Task to carry out -
Go through the lines below. Copy those with "values".

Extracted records
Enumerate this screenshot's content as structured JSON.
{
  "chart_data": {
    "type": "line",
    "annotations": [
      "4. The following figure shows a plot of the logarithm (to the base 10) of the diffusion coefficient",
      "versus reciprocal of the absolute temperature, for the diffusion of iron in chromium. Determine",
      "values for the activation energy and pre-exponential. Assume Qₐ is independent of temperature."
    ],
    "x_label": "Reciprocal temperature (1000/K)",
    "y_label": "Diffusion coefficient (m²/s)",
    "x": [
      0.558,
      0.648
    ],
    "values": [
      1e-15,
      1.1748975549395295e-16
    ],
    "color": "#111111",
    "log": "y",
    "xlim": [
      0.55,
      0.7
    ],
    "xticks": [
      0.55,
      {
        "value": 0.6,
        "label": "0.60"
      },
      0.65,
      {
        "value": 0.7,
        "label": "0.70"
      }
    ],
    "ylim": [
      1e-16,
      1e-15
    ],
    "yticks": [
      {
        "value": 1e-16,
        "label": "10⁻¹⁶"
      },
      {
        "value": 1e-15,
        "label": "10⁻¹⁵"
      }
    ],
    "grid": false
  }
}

Exercise output -
      "values for the activation energy and pre-exponential. Assume Qₐ is independent of temperature."
    "values": [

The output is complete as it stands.